→ **To be done**:
Lines containing "this" are to be counted. Report the count alone.

━━━ Dataset content

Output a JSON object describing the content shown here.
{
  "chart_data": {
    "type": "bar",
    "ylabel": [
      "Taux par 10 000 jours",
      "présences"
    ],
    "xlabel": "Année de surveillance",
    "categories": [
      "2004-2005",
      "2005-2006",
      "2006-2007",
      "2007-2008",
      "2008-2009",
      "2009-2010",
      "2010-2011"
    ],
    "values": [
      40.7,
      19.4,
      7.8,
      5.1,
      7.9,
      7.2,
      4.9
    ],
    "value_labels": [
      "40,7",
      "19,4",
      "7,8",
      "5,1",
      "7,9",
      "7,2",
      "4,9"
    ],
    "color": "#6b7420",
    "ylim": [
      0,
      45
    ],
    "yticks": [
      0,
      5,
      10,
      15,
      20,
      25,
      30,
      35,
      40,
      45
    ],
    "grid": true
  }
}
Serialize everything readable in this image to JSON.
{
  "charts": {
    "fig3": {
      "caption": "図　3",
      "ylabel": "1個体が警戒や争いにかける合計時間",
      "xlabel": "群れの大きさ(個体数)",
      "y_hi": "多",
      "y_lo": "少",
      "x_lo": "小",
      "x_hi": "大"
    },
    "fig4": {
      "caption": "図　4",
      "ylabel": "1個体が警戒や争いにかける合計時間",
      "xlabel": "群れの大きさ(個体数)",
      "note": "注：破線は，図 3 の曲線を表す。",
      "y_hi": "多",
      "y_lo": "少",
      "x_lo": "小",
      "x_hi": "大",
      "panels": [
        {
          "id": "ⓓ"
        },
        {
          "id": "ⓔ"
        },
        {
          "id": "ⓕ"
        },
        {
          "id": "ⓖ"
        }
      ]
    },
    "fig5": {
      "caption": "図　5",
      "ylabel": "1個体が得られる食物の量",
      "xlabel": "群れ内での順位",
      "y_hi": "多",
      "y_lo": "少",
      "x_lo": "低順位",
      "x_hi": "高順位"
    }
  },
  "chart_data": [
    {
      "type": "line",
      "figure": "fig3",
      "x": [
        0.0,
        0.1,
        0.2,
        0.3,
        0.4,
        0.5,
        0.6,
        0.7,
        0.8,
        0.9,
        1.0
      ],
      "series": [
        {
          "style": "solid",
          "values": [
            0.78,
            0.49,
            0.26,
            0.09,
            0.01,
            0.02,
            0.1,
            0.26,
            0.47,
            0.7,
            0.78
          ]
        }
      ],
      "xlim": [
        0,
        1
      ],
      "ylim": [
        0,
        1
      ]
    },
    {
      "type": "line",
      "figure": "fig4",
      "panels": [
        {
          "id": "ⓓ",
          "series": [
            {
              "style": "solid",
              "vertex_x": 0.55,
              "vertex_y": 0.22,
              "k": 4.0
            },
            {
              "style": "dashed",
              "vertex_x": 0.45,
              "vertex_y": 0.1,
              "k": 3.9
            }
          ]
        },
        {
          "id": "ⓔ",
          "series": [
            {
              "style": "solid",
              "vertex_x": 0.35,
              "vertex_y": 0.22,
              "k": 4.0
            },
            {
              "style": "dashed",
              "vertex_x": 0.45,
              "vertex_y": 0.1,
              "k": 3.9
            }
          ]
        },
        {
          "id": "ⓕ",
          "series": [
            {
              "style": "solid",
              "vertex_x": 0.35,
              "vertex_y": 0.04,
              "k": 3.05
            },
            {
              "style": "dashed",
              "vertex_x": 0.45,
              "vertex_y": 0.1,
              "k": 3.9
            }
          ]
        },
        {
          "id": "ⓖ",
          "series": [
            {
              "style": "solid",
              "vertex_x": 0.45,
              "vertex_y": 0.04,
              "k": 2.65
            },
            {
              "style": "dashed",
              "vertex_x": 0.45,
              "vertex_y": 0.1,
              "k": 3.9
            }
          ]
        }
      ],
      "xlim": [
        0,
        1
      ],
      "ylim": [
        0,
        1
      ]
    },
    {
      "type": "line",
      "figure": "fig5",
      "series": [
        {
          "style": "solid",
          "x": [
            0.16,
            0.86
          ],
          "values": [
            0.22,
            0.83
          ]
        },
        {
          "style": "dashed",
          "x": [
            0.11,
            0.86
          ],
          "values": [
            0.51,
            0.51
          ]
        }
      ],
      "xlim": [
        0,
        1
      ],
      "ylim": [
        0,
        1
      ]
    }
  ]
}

━━━━━━
━━━ Dataset content

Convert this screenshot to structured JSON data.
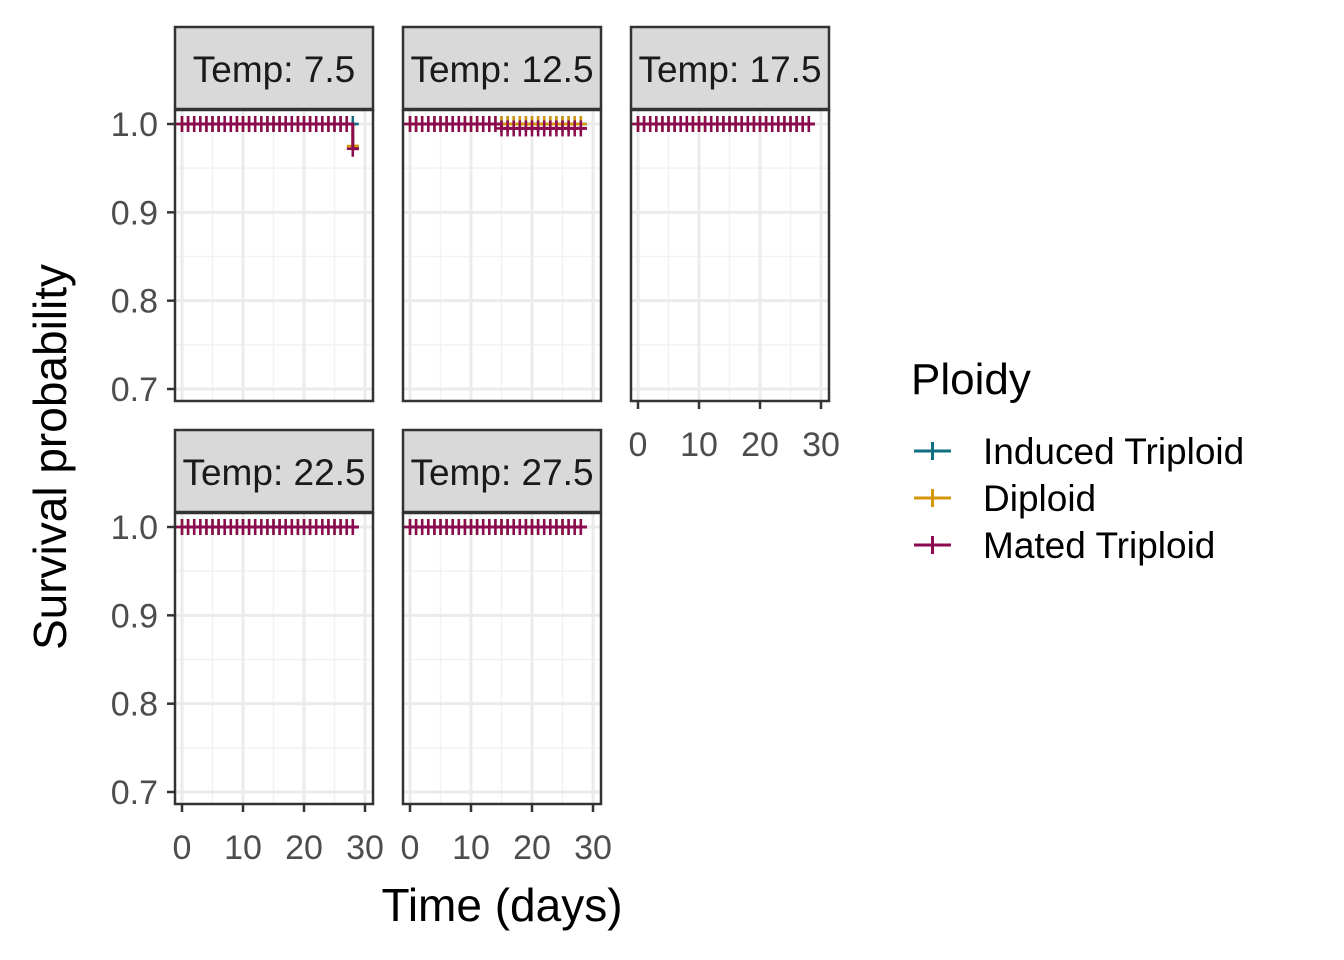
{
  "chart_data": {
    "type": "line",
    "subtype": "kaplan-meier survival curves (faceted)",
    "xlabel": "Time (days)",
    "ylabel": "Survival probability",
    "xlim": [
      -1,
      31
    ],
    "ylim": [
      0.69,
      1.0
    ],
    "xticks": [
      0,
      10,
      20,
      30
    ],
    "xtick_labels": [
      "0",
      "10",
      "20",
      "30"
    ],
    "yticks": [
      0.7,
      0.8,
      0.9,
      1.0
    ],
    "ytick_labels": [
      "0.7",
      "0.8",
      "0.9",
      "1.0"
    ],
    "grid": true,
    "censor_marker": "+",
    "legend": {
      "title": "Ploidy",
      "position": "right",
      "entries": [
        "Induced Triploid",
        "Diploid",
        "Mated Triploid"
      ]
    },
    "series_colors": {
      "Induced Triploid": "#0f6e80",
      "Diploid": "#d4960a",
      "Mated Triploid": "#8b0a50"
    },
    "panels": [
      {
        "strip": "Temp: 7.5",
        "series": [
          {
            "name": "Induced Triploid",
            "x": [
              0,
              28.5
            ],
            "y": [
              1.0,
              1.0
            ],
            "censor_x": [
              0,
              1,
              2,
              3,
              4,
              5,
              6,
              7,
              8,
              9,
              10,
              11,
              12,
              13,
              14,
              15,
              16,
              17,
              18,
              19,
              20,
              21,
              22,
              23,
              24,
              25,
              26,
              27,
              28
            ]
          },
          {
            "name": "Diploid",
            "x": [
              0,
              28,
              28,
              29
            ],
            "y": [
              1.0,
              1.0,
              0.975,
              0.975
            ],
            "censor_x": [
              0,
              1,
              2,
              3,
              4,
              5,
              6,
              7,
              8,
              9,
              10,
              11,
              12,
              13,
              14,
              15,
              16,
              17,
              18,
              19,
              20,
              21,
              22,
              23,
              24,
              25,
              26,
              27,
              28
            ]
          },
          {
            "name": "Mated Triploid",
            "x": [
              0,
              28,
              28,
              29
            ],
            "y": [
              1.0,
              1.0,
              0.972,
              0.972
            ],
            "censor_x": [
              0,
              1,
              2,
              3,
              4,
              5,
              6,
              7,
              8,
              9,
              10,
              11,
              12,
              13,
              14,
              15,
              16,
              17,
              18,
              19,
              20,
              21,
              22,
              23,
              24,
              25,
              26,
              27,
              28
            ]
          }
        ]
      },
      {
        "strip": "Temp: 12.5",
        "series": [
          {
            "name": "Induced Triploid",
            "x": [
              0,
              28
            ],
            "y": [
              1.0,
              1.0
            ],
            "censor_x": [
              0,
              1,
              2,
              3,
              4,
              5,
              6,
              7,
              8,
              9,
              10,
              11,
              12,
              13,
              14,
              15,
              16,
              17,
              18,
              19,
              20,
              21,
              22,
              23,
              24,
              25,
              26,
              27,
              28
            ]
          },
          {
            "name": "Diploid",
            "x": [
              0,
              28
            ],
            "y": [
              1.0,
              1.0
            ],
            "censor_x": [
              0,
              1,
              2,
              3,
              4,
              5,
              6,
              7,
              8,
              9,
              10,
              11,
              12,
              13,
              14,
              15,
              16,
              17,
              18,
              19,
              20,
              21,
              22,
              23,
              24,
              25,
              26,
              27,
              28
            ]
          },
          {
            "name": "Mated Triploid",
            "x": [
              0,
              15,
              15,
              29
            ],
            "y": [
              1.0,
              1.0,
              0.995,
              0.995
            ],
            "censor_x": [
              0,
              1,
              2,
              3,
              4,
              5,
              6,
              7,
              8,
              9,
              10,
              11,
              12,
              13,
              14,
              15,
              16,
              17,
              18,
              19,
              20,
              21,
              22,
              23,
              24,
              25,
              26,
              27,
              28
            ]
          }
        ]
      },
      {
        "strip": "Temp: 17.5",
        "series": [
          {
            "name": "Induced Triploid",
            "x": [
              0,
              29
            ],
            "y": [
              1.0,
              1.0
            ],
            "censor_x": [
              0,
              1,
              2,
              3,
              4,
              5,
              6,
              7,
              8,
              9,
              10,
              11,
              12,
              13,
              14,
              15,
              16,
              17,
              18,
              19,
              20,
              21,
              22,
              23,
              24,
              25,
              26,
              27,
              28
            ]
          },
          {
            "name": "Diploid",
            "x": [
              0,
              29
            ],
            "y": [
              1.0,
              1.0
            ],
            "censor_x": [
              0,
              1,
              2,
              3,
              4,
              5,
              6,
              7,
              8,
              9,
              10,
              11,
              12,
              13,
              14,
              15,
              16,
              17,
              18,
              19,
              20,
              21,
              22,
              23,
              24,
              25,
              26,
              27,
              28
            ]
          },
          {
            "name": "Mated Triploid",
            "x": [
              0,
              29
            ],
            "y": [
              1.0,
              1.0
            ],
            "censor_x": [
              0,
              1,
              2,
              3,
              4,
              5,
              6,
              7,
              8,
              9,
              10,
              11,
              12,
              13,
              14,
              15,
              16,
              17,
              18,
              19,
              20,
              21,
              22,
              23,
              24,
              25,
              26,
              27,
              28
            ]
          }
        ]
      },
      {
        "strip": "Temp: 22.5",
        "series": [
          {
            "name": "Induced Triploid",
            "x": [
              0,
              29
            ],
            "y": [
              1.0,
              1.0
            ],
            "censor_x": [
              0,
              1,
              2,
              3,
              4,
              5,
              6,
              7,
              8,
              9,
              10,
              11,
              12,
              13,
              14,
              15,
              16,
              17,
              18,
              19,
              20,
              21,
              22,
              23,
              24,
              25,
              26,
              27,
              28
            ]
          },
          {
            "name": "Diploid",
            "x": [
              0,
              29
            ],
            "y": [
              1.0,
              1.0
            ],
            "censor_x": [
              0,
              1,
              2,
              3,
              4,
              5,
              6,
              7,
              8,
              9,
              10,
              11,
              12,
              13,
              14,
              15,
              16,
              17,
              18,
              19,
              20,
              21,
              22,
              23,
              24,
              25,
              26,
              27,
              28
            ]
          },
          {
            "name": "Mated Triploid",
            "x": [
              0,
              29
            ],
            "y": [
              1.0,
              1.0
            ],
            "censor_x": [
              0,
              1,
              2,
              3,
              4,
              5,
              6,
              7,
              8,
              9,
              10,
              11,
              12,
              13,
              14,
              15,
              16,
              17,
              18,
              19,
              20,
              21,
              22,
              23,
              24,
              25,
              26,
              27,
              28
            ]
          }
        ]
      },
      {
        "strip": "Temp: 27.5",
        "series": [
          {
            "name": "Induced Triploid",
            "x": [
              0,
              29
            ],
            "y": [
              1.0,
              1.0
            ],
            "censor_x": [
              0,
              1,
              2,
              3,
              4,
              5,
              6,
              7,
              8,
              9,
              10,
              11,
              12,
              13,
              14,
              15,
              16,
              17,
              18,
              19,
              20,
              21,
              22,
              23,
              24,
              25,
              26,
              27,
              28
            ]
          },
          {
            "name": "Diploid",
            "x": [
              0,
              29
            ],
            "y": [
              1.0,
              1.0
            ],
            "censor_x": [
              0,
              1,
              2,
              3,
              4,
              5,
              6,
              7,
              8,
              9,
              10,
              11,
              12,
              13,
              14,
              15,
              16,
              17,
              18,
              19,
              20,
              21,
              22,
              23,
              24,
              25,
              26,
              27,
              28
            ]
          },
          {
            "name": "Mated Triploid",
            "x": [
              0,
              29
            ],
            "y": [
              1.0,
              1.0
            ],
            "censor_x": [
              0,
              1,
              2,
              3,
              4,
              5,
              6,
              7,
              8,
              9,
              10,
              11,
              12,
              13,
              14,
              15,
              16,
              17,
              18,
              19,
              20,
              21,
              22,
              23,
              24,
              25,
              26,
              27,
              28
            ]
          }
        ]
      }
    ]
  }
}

━━━━━━
━━━ Dataset content

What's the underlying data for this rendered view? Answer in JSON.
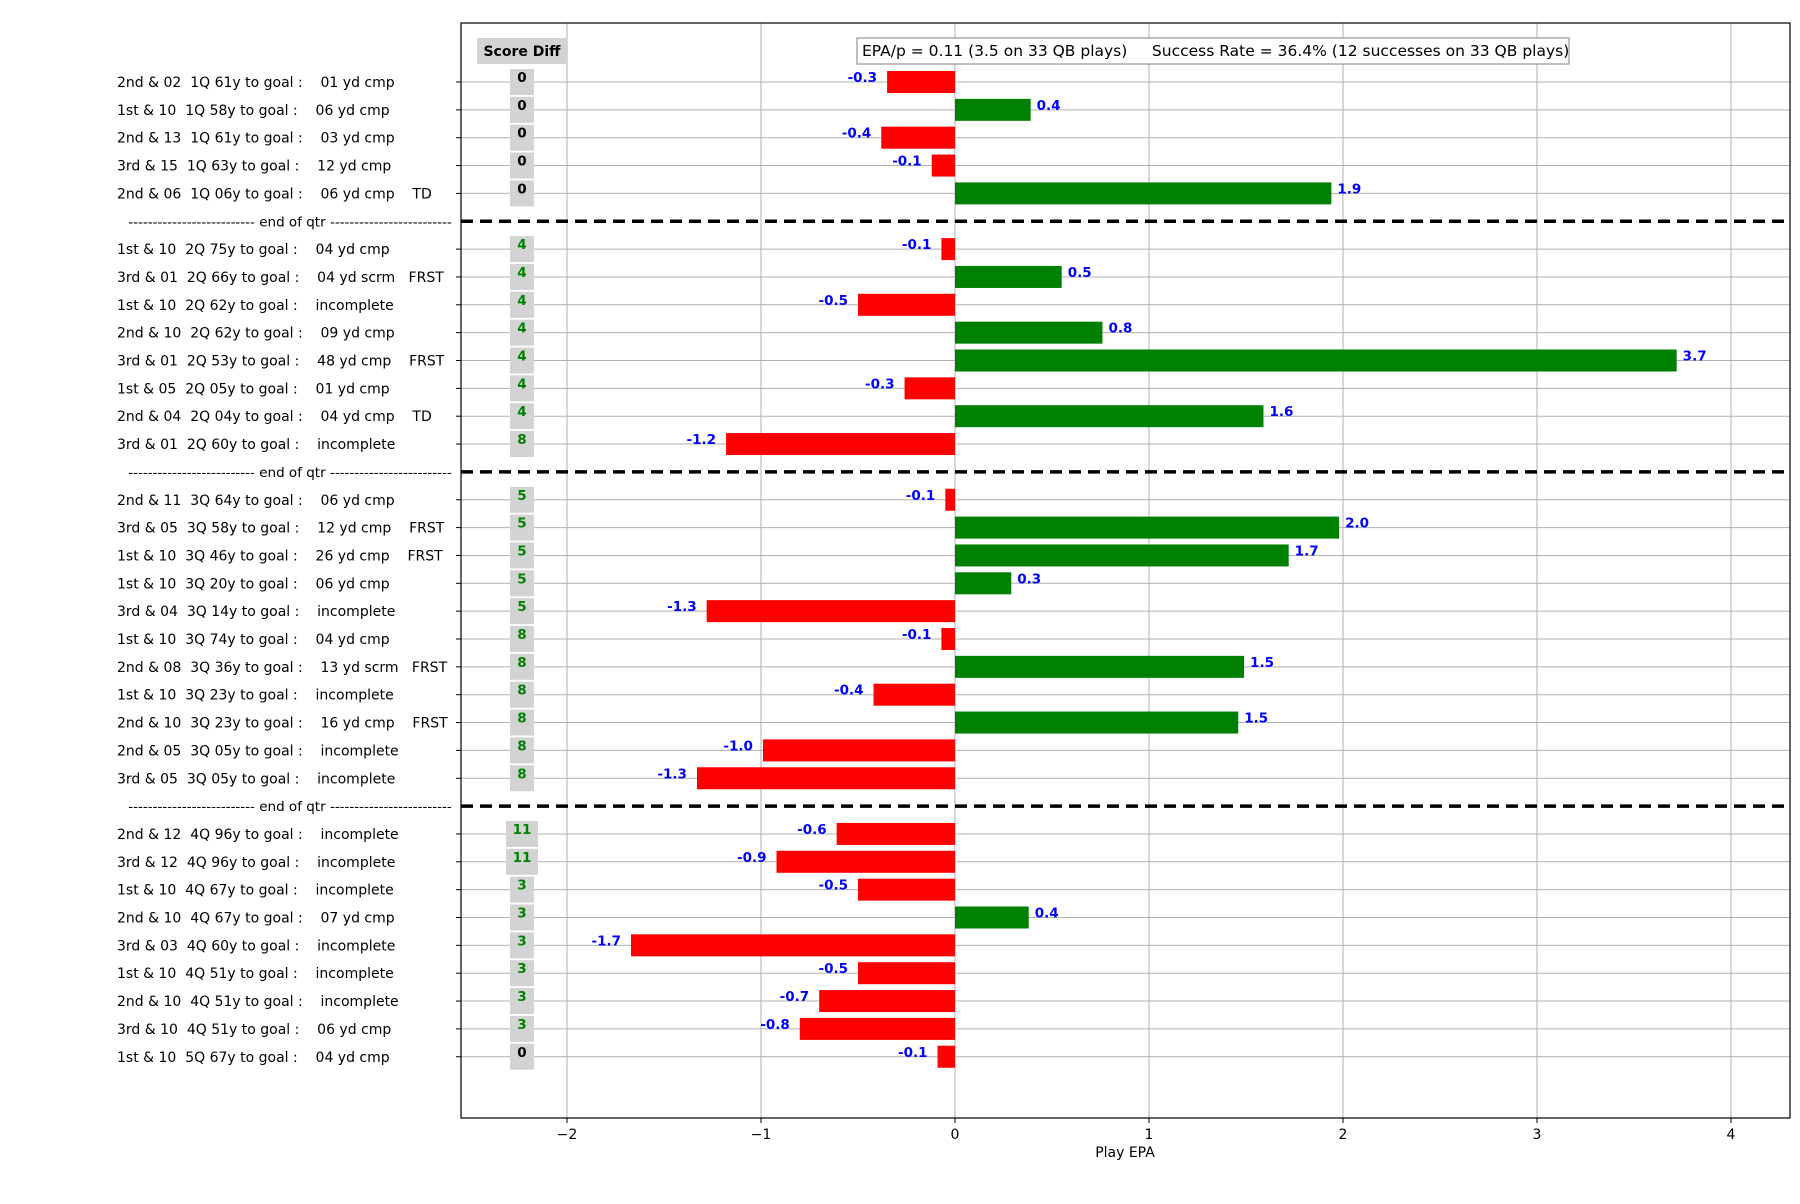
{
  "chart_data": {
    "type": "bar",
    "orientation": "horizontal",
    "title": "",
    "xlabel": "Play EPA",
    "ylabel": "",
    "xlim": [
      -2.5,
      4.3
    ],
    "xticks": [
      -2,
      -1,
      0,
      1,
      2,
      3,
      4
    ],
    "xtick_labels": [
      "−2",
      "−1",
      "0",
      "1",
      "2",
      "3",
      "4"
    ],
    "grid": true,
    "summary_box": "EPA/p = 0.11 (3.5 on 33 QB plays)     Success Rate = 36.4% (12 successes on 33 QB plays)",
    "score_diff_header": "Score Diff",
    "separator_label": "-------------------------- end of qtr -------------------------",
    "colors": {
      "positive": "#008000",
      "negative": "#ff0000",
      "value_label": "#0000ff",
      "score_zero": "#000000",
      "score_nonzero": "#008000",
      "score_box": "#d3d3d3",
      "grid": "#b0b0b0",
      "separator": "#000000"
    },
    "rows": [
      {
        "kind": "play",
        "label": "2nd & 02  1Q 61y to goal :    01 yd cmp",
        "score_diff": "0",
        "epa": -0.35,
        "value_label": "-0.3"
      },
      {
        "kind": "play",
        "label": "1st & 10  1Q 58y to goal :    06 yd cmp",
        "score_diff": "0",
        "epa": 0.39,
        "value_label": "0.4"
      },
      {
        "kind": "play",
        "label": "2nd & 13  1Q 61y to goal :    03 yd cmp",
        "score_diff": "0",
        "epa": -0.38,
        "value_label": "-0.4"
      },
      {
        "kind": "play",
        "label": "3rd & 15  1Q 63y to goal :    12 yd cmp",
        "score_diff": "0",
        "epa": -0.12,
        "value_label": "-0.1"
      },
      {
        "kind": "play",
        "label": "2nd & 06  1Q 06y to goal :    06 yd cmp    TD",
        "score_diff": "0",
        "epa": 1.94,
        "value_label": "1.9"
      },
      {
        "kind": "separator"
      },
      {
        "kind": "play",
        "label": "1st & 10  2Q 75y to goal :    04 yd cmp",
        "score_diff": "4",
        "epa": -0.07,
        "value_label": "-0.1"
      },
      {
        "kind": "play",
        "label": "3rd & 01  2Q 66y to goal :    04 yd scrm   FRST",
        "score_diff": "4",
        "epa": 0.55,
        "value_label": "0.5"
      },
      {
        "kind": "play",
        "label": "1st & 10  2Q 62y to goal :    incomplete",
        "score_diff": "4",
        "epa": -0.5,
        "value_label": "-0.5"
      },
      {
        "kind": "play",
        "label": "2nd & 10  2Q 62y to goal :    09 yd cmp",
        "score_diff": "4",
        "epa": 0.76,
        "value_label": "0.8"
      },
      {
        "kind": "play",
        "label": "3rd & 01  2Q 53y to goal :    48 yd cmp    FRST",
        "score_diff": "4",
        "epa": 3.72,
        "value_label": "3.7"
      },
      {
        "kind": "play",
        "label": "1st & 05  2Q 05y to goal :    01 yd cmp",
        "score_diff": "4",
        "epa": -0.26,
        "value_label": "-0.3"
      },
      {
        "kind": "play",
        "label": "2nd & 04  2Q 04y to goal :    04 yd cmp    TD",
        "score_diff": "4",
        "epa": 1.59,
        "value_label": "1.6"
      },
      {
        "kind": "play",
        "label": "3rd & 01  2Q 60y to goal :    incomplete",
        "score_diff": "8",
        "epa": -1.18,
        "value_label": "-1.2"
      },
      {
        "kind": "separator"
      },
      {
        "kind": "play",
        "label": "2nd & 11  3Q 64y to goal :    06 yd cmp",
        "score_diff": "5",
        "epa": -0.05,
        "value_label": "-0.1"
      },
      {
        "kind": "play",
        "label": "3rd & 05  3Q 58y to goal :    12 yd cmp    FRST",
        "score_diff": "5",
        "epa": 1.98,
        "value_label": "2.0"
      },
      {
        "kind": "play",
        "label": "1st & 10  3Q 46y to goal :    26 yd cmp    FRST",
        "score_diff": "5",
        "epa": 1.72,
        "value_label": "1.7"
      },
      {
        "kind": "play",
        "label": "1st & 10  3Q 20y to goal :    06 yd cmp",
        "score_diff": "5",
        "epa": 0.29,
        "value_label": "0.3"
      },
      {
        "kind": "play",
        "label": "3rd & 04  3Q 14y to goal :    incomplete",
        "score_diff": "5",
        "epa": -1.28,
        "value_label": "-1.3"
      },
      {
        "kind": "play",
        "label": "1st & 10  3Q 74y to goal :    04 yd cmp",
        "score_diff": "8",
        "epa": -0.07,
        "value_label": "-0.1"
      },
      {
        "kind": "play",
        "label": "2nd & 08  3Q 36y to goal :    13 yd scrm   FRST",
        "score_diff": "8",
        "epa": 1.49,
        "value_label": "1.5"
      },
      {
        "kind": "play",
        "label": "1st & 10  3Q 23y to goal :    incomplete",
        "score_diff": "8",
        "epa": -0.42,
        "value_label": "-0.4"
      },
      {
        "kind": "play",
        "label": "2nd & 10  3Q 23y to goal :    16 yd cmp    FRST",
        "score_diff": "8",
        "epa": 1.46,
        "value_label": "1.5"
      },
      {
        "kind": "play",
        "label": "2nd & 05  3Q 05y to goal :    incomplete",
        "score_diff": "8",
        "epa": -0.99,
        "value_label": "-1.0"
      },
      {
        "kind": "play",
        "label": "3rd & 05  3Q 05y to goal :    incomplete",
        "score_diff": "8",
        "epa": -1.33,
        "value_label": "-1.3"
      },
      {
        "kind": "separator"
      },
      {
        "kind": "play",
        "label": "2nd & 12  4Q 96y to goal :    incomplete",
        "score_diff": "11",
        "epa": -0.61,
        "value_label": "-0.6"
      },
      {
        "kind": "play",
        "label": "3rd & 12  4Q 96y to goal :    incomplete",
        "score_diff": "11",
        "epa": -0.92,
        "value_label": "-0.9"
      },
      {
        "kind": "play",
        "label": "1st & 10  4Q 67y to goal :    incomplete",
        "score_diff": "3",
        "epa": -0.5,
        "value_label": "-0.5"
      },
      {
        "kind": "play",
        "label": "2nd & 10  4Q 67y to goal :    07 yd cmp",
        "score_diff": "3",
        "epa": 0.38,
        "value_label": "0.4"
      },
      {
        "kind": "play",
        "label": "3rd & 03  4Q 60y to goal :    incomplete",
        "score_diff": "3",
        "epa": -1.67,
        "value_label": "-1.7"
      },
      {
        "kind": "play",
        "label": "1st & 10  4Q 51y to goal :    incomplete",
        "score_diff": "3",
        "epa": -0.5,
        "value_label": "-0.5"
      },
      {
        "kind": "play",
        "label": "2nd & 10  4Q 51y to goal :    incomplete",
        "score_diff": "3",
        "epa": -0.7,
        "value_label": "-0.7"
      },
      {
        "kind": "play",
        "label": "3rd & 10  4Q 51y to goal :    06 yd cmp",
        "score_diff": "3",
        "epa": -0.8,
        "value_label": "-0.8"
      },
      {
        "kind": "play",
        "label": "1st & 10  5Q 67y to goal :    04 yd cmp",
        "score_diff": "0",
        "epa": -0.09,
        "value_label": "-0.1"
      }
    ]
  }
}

━━━━━━

→ **Written answer**:
3